Collection entries:
[start]

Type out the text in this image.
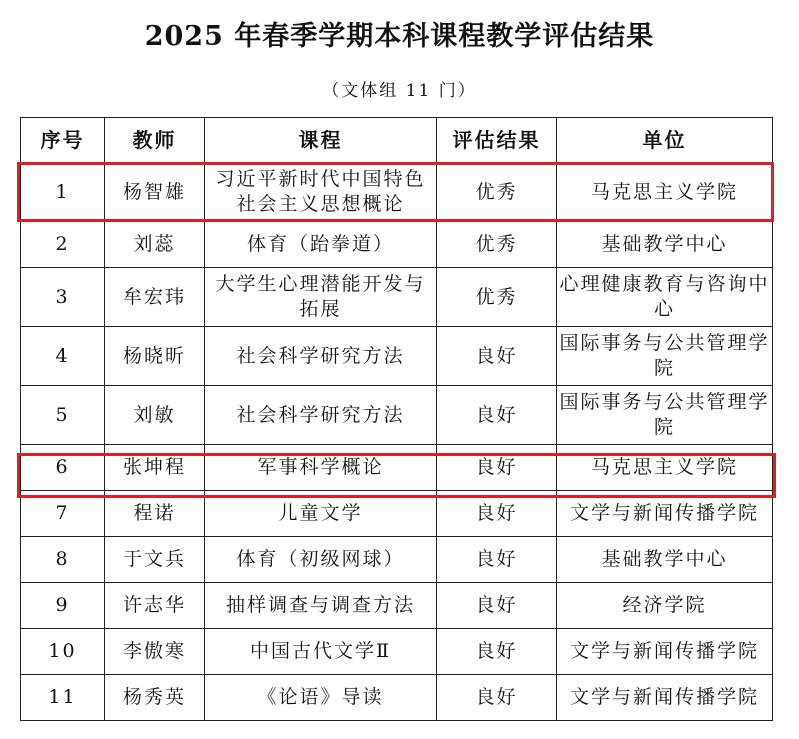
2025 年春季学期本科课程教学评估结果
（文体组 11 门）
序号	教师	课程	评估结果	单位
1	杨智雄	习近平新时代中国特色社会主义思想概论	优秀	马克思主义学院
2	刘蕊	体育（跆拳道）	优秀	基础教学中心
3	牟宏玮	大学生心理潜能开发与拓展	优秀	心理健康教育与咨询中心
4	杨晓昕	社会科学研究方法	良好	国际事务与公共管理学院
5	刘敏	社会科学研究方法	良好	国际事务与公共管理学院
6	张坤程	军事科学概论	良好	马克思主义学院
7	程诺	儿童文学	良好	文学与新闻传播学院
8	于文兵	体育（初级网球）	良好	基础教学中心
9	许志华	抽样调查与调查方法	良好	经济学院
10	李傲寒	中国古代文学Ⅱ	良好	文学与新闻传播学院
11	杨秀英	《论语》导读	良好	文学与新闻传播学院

[end]

STATED PROBLEM: Pictures stay out; repeat all the rest of the records exactly.

COMPLETED TASK:
Type out the text in this image.
2025 年春季学期本科课程教学评估结果
（文体组 11 门）
序号	教师	课程	评估结果	单位
1	杨智雄	习近平新时代中国特色社会主义思想概论	优秀	马克思主义学院
2	刘蕊	体育（跆拳道）	优秀	基础教学中心
3	牟宏玮	大学生心理潜能开发与拓展	优秀	心理健康教育与咨询中心
4	杨晓昕	社会科学研究方法	良好	国际事务与公共管理学院
5	刘敏	社会科学研究方法	良好	国际事务与公共管理学院
6	张坤程	军事科学概论	良好	马克思主义学院
7	程诺	儿童文学	良好	文学与新闻传播学院
8	于文兵	体育（初级网球）	良好	基础教学中心
9	许志华	抽样调查与调查方法	良好	经济学院
10	李傲寒	中国古代文学Ⅱ	良好	文学与新闻传播学院
11	杨秀英	《论语》导读	良好	文学与新闻传播学院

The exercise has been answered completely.